▸ **Exercise details**
Look through the material below. Copy every line with the string "this" in it.
[BEGIN Excerpted records]
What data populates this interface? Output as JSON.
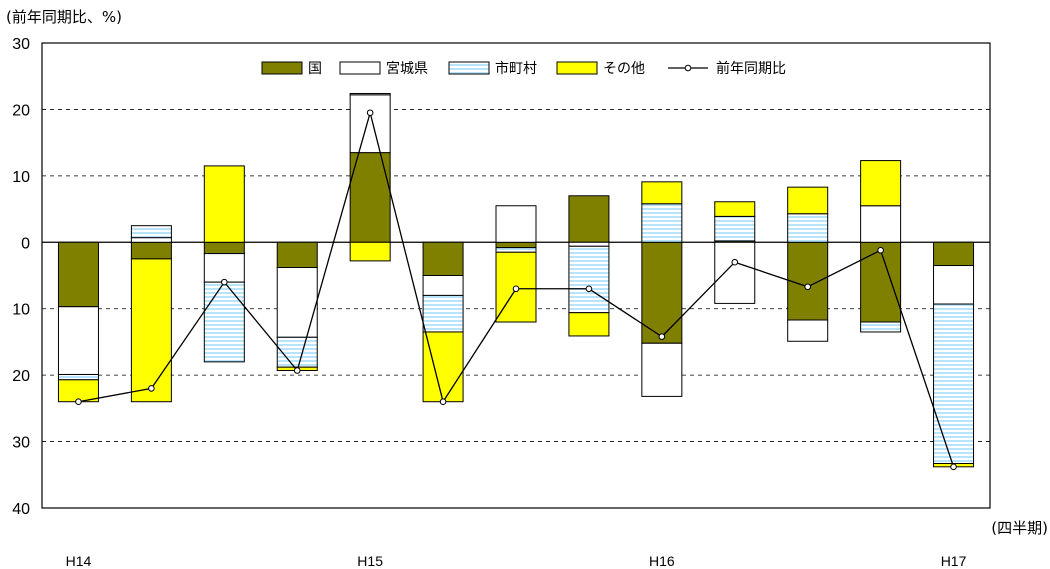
{
  "chart_data": {
    "type": "bar",
    "subtype": "stacked-bar-with-line",
    "ylabel": "(前年同期比、%)",
    "xlabel": "(四半期)",
    "ylim": [
      -40,
      30
    ],
    "yticks": [
      30,
      20,
      10,
      0,
      -10,
      -20,
      -30,
      -40
    ],
    "ytick_labels": [
      "30",
      "20",
      "10",
      "0",
      "10",
      "20",
      "30",
      "40"
    ],
    "grid": "dashed-horizontal",
    "legend_position": "top",
    "category_labels": [
      "H14",
      "",
      "",
      "",
      "H15",
      "",
      "",
      "",
      "H16",
      "",
      "",
      "",
      "H17"
    ],
    "colors": {
      "国": "#808000",
      "宮城県": "#ffffff",
      "市町村": "#ccecff",
      "その他": "#ffff00",
      "line": "#000000"
    },
    "series": [
      {
        "name": "国",
        "values": [
          -9.7,
          -2.5,
          -1.7,
          -3.8,
          13.5,
          -5.0,
          -0.8,
          7.0,
          -15.2,
          0.2,
          -11.7,
          -12.0,
          -3.5
        ]
      },
      {
        "name": "宮城県",
        "values": [
          -10.2,
          0.7,
          -4.3,
          -10.5,
          8.7,
          -3.0,
          5.5,
          -0.6,
          -8.0,
          -9.2,
          -3.2,
          5.5,
          -5.8
        ]
      },
      {
        "name": "市町村",
        "values": [
          -0.8,
          1.8,
          -12.0,
          -4.5,
          0.2,
          -5.5,
          -0.7,
          -10.0,
          5.8,
          3.7,
          4.3,
          -1.5,
          -24.0
        ]
      },
      {
        "name": "その他",
        "values": [
          -3.3,
          -21.5,
          11.5,
          -0.5,
          -2.8,
          -10.5,
          -10.5,
          -3.5,
          3.3,
          2.2,
          4.0,
          6.8,
          -0.5
        ]
      }
    ],
    "line_series": {
      "name": "前年同期比",
      "values": [
        -24.0,
        -22.0,
        -6.0,
        -19.3,
        19.5,
        -24.0,
        -7.0,
        -7.0,
        -14.2,
        -3.0,
        -6.7,
        -1.2,
        -33.8
      ]
    }
  }
}
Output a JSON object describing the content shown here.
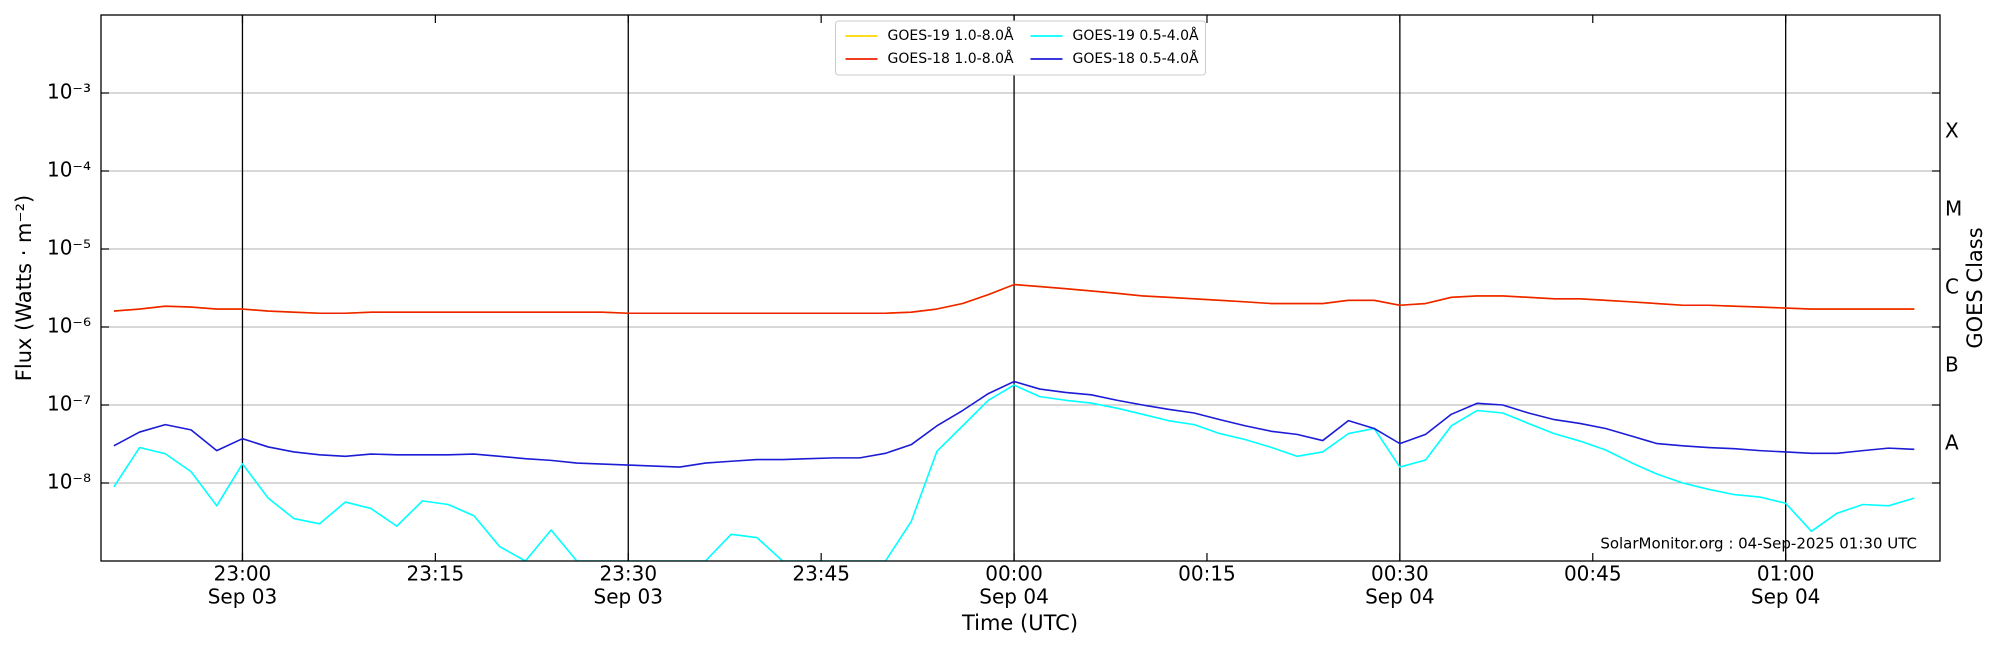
{
  "chart_data": {
    "type": "line",
    "x_label": "Time (UTC)",
    "y_label": "Flux (Watts · m⁻²)",
    "y2_label": "GOES Class",
    "footer": "SolarMonitor.org : 04-Sep-2025 01:30 UTC",
    "log_y": true,
    "grid": true,
    "legend": "upper center",
    "xlim": [
      "Sep 03 22:49",
      "Sep 04 01:12"
    ],
    "ylim": [
      1e-09,
      0.01
    ],
    "xticks": [
      {
        "value": "Sep 03 23:00",
        "label": "23:00",
        "date": "Sep 03"
      },
      {
        "value": "Sep 03 23:15",
        "label": "23:15"
      },
      {
        "value": "Sep 03 23:30",
        "label": "23:30",
        "date": "Sep 03"
      },
      {
        "value": "Sep 03 23:45",
        "label": "23:45"
      },
      {
        "value": "Sep 04 00:00",
        "label": "00:00",
        "date": "Sep 04"
      },
      {
        "value": "Sep 04 00:15",
        "label": "00:15"
      },
      {
        "value": "Sep 04 00:30",
        "label": "00:30",
        "date": "Sep 04"
      },
      {
        "value": "Sep 04 00:45",
        "label": "00:45"
      },
      {
        "value": "Sep 04 01:00",
        "label": "01:00",
        "date": "Sep 04"
      }
    ],
    "yticks": [
      {
        "value": 1e-08,
        "label": "10⁻⁸"
      },
      {
        "value": 1e-07,
        "label": "10⁻⁷"
      },
      {
        "value": 1e-06,
        "label": "10⁻⁶"
      },
      {
        "value": 1e-05,
        "label": "10⁻⁵"
      },
      {
        "value": 0.0001,
        "label": "10⁻⁴"
      },
      {
        "value": 0.001,
        "label": "10⁻³"
      }
    ],
    "class_ticks": [
      {
        "value": 3.16e-08,
        "label": "A"
      },
      {
        "value": 3.16e-07,
        "label": "B"
      },
      {
        "value": 3.16e-06,
        "label": "C"
      },
      {
        "value": 3.16e-05,
        "label": "M"
      },
      {
        "value": 0.000316,
        "label": "X"
      }
    ],
    "x": [
      "Sep 03 22:50",
      "Sep 03 22:52",
      "Sep 03 22:54",
      "Sep 03 22:56",
      "Sep 03 22:58",
      "Sep 03 23:00",
      "Sep 03 23:02",
      "Sep 03 23:04",
      "Sep 03 23:06",
      "Sep 03 23:08",
      "Sep 03 23:10",
      "Sep 03 23:12",
      "Sep 03 23:14",
      "Sep 03 23:16",
      "Sep 03 23:18",
      "Sep 03 23:20",
      "Sep 03 23:22",
      "Sep 03 23:24",
      "Sep 03 23:26",
      "Sep 03 23:28",
      "Sep 03 23:30",
      "Sep 03 23:32",
      "Sep 03 23:34",
      "Sep 03 23:36",
      "Sep 03 23:38",
      "Sep 03 23:40",
      "Sep 03 23:42",
      "Sep 03 23:44",
      "Sep 03 23:46",
      "Sep 03 23:48",
      "Sep 03 23:50",
      "Sep 03 23:52",
      "Sep 03 23:54",
      "Sep 03 23:56",
      "Sep 03 23:58",
      "Sep 04 00:00",
      "Sep 04 00:02",
      "Sep 04 00:04",
      "Sep 04 00:06",
      "Sep 04 00:08",
      "Sep 04 00:10",
      "Sep 04 00:12",
      "Sep 04 00:14",
      "Sep 04 00:16",
      "Sep 04 00:18",
      "Sep 04 00:20",
      "Sep 04 00:22",
      "Sep 04 00:24",
      "Sep 04 00:26",
      "Sep 04 00:28",
      "Sep 04 00:30",
      "Sep 04 00:32",
      "Sep 04 00:34",
      "Sep 04 00:36",
      "Sep 04 00:38",
      "Sep 04 00:40",
      "Sep 04 00:42",
      "Sep 04 00:44",
      "Sep 04 00:46",
      "Sep 04 00:48",
      "Sep 04 00:50",
      "Sep 04 00:52",
      "Sep 04 00:54",
      "Sep 04 00:56",
      "Sep 04 00:58",
      "Sep 04 01:00",
      "Sep 04 01:02",
      "Sep 04 01:04",
      "Sep 04 01:06",
      "Sep 04 01:08",
      "Sep 04 01:10"
    ],
    "series": [
      {
        "name": "GOES-19 1.0-8.0Å",
        "color": "#ffd700",
        "values": [
          1.6e-06,
          1.7e-06,
          1.85e-06,
          1.8e-06,
          1.7e-06,
          1.7e-06,
          1.6e-06,
          1.55e-06,
          1.5e-06,
          1.5e-06,
          1.55e-06,
          1.55e-06,
          1.55e-06,
          1.55e-06,
          1.55e-06,
          1.55e-06,
          1.55e-06,
          1.55e-06,
          1.55e-06,
          1.55e-06,
          1.5e-06,
          1.5e-06,
          1.5e-06,
          1.5e-06,
          1.5e-06,
          1.5e-06,
          1.5e-06,
          1.5e-06,
          1.5e-06,
          1.5e-06,
          1.5e-06,
          1.55e-06,
          1.7e-06,
          2e-06,
          2.6e-06,
          3.5e-06,
          3.3e-06,
          3.1e-06,
          2.9e-06,
          2.7e-06,
          2.5e-06,
          2.4e-06,
          2.3e-06,
          2.2e-06,
          2.1e-06,
          2e-06,
          2e-06,
          2e-06,
          2.2e-06,
          2.2e-06,
          1.9e-06,
          2e-06,
          2.4e-06,
          2.5e-06,
          2.5e-06,
          2.4e-06,
          2.3e-06,
          2.3e-06,
          2.2e-06,
          2.1e-06,
          2e-06,
          1.9e-06,
          1.9e-06,
          1.85e-06,
          1.8e-06,
          1.75e-06,
          1.7e-06,
          1.7e-06,
          1.7e-06,
          1.7e-06,
          1.7e-06
        ]
      },
      {
        "name": "GOES-18 1.0-8.0Å",
        "color": "#ee2200",
        "values": [
          1.6e-06,
          1.7e-06,
          1.85e-06,
          1.8e-06,
          1.7e-06,
          1.7e-06,
          1.6e-06,
          1.55e-06,
          1.5e-06,
          1.5e-06,
          1.55e-06,
          1.55e-06,
          1.55e-06,
          1.55e-06,
          1.55e-06,
          1.55e-06,
          1.55e-06,
          1.55e-06,
          1.55e-06,
          1.55e-06,
          1.5e-06,
          1.5e-06,
          1.5e-06,
          1.5e-06,
          1.5e-06,
          1.5e-06,
          1.5e-06,
          1.5e-06,
          1.5e-06,
          1.5e-06,
          1.5e-06,
          1.55e-06,
          1.7e-06,
          2e-06,
          2.6e-06,
          3.5e-06,
          3.3e-06,
          3.1e-06,
          2.9e-06,
          2.7e-06,
          2.5e-06,
          2.4e-06,
          2.3e-06,
          2.2e-06,
          2.1e-06,
          2e-06,
          2e-06,
          2e-06,
          2.2e-06,
          2.2e-06,
          1.9e-06,
          2e-06,
          2.4e-06,
          2.5e-06,
          2.5e-06,
          2.4e-06,
          2.3e-06,
          2.3e-06,
          2.2e-06,
          2.1e-06,
          2e-06,
          1.9e-06,
          1.9e-06,
          1.85e-06,
          1.8e-06,
          1.75e-06,
          1.7e-06,
          1.7e-06,
          1.7e-06,
          1.7e-06,
          1.7e-06
        ]
      },
      {
        "name": "GOES-19 0.5-4.0Å",
        "color": "#00ffff",
        "values": [
          8.9e-09,
          2.85e-08,
          2.37e-08,
          1.4e-08,
          5.1e-09,
          1.76e-08,
          6.4e-09,
          3.5e-09,
          3e-09,
          5.7e-09,
          4.7e-09,
          2.8e-09,
          5.9e-09,
          5.3e-09,
          3.8e-09,
          1.53e-09,
          1e-09,
          2.5e-09,
          1e-09,
          1e-09,
          1e-09,
          1e-09,
          1e-09,
          1e-09,
          2.2e-09,
          2e-09,
          1e-09,
          1e-09,
          1e-09,
          1e-09,
          1e-09,
          3.2e-09,
          2.55e-08,
          5.4e-08,
          1.15e-07,
          1.8e-07,
          1.28e-07,
          1.15e-07,
          1.06e-07,
          9.1e-08,
          7.6e-08,
          6.3e-08,
          5.6e-08,
          4.3e-08,
          3.6e-08,
          2.86e-08,
          2.2e-08,
          2.5e-08,
          4.3e-08,
          5e-08,
          1.6e-08,
          1.97e-08,
          5.4e-08,
          8.5e-08,
          7.9e-08,
          5.8e-08,
          4.3e-08,
          3.45e-08,
          2.65e-08,
          1.82e-08,
          1.3e-08,
          1e-08,
          8.3e-09,
          7.1e-09,
          6.6e-09,
          5.5e-09,
          2.4e-09,
          4.1e-09,
          5.3e-09,
          5.1e-09,
          6.4e-09
        ]
      },
      {
        "name": "GOES-18 0.5-4.0Å",
        "color": "#1c1cd6",
        "values": [
          3e-08,
          4.5e-08,
          5.6e-08,
          4.8e-08,
          2.6e-08,
          3.7e-08,
          2.9e-08,
          2.5e-08,
          2.3e-08,
          2.2e-08,
          2.35e-08,
          2.3e-08,
          2.3e-08,
          2.3e-08,
          2.35e-08,
          2.2e-08,
          2.05e-08,
          1.95e-08,
          1.8e-08,
          1.75e-08,
          1.7e-08,
          1.65e-08,
          1.6e-08,
          1.8e-08,
          1.9e-08,
          2e-08,
          2e-08,
          2.05e-08,
          2.1e-08,
          2.1e-08,
          2.4e-08,
          3.1e-08,
          5.4e-08,
          8.5e-08,
          1.4e-07,
          2e-07,
          1.6e-07,
          1.45e-07,
          1.35e-07,
          1.15e-07,
          1e-07,
          8.8e-08,
          7.9e-08,
          6.5e-08,
          5.4e-08,
          4.6e-08,
          4.2e-08,
          3.5e-08,
          6.3e-08,
          5e-08,
          3.2e-08,
          4.2e-08,
          7.6e-08,
          1.05e-07,
          1e-07,
          7.9e-08,
          6.5e-08,
          5.8e-08,
          5e-08,
          4e-08,
          3.2e-08,
          3e-08,
          2.85e-08,
          2.75e-08,
          2.6e-08,
          2.5e-08,
          2.4e-08,
          2.4e-08,
          2.6e-08,
          2.8e-08,
          2.7e-08
        ]
      }
    ]
  }
}
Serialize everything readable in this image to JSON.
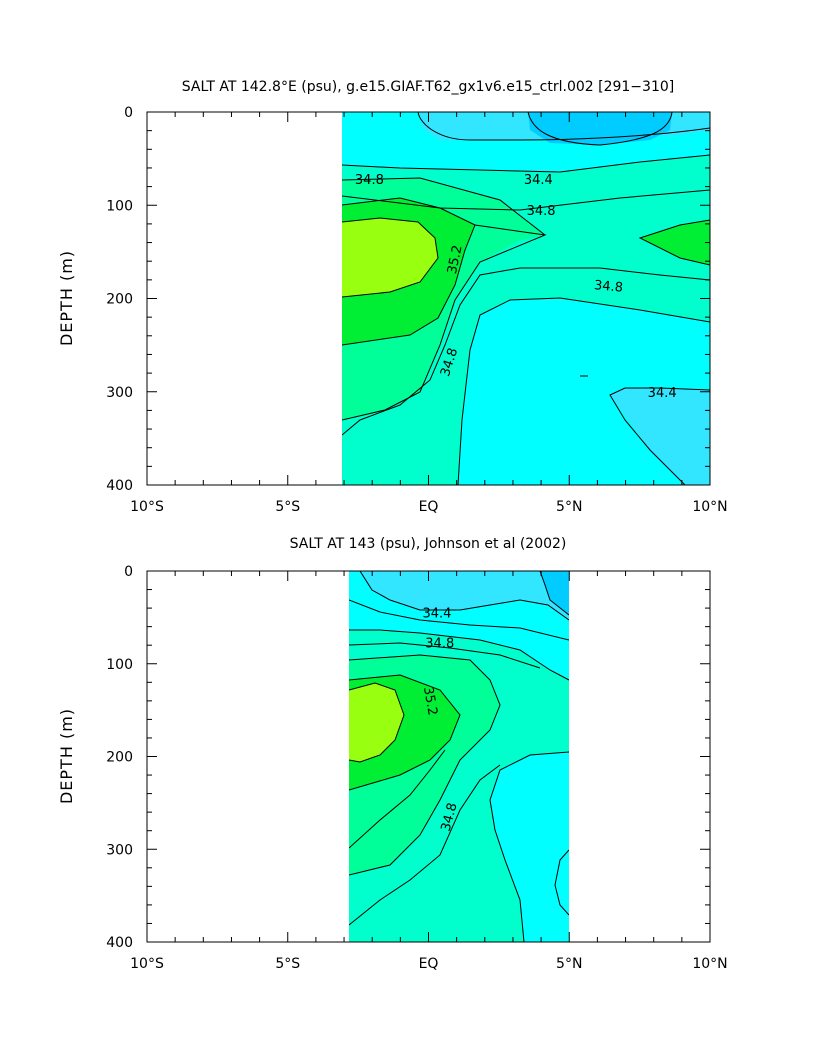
{
  "chart_data": [
    {
      "type": "heatmap",
      "subtype": "filled-contour",
      "title": "SALT AT 142.8°E (psu), g.e15.GIAF.T62_gx1v6.e15_ctrl.002 [291−310]",
      "ylabel": "DEPTH (m)",
      "xlabel": "",
      "xlim": [
        -10,
        10
      ],
      "ylim": [
        400,
        0
      ],
      "data_extent_x": [
        -3,
        10
      ],
      "data_extent_y": [
        5,
        400
      ],
      "x_ticks": [
        {
          "value": -10,
          "label": "10°S"
        },
        {
          "value": -5,
          "label": "5°S"
        },
        {
          "value": 0,
          "label": "EQ"
        },
        {
          "value": 5,
          "label": "5°N"
        },
        {
          "value": 10,
          "label": "10°N"
        }
      ],
      "y_ticks": [
        {
          "value": 0,
          "label": "0"
        },
        {
          "value": 100,
          "label": "100"
        },
        {
          "value": 200,
          "label": "200"
        },
        {
          "value": 300,
          "label": "300"
        },
        {
          "value": 400,
          "label": "400"
        }
      ],
      "contour_levels": [
        34.2,
        34.4,
        34.6,
        34.8,
        35.0,
        35.2
      ],
      "contour_labels": [
        {
          "text": "34.8",
          "x": -2.1,
          "y": 72,
          "rot": 0
        },
        {
          "text": "34.4",
          "x": 3.9,
          "y": 72,
          "rot": 0
        },
        {
          "text": "34.8",
          "x": 4.0,
          "y": 105,
          "rot": 0
        },
        {
          "text": "35.2",
          "x": 0.9,
          "y": 158,
          "rot": -78
        },
        {
          "text": "34.8",
          "x": 6.4,
          "y": 186,
          "rot": 5
        },
        {
          "text": "34.8",
          "x": 0.7,
          "y": 268,
          "rot": -72
        },
        {
          "text": "34.4",
          "x": 8.3,
          "y": 300,
          "rot": 0
        }
      ]
    },
    {
      "type": "heatmap",
      "subtype": "filled-contour",
      "title": "SALT AT 143 (psu), Johnson et al (2002)",
      "ylabel": "DEPTH (m)",
      "xlabel": "",
      "xlim": [
        -10,
        10
      ],
      "ylim": [
        400,
        0
      ],
      "data_extent_x": [
        -2.8,
        5
      ],
      "data_extent_y": [
        5,
        400
      ],
      "x_ticks": [
        {
          "value": -10,
          "label": "10°S"
        },
        {
          "value": -5,
          "label": "5°S"
        },
        {
          "value": 0,
          "label": "EQ"
        },
        {
          "value": 5,
          "label": "5°N"
        },
        {
          "value": 10,
          "label": "10°N"
        }
      ],
      "y_ticks": [
        {
          "value": 0,
          "label": "0"
        },
        {
          "value": 100,
          "label": "100"
        },
        {
          "value": 200,
          "label": "200"
        },
        {
          "value": 300,
          "label": "300"
        },
        {
          "value": 400,
          "label": "400"
        }
      ],
      "contour_levels": [
        34.2,
        34.4,
        34.6,
        34.8,
        35.0,
        35.2
      ],
      "contour_labels": [
        {
          "text": "34.4",
          "x": 0.3,
          "y": 45,
          "rot": 0
        },
        {
          "text": "34.8",
          "x": 0.4,
          "y": 77,
          "rot": 0
        },
        {
          "text": "35.2",
          "x": 0.1,
          "y": 140,
          "rot": 80
        },
        {
          "text": "34.8",
          "x": 0.7,
          "y": 265,
          "rot": -75
        }
      ]
    }
  ],
  "colors": {
    "s34_2": "#33e6ff",
    "s34_4": "#00ffff",
    "s34_6": "#00ffcc",
    "s34_8": "#00ff99",
    "s35_0": "#00ee33",
    "s35_2": "#99ff11",
    "surface_low": "#00ccff"
  }
}
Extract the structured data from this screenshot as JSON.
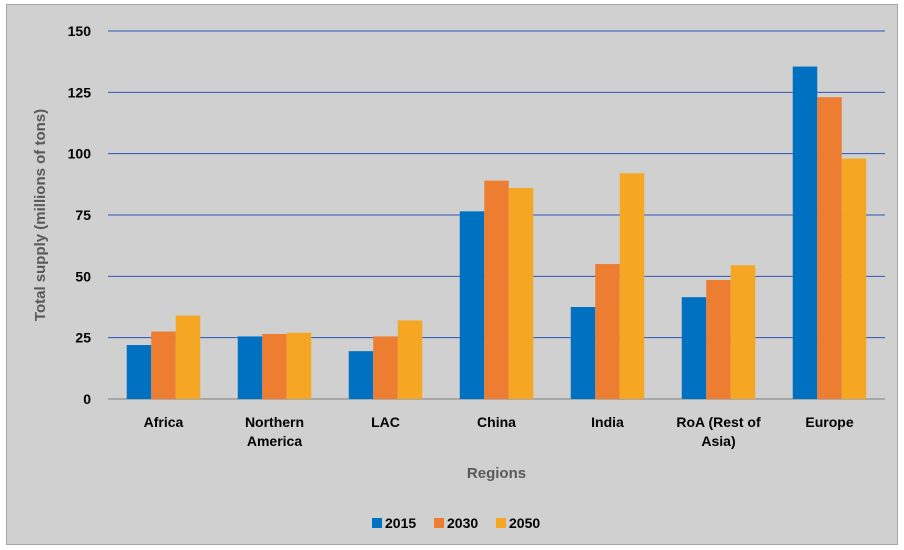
[END Excerpted records]
▸ **Finished exercise**
What data populates this interface? Output as JSON.
Serialize everything readable in this image to JSON.
Extract the structured data from this screenshot as JSON.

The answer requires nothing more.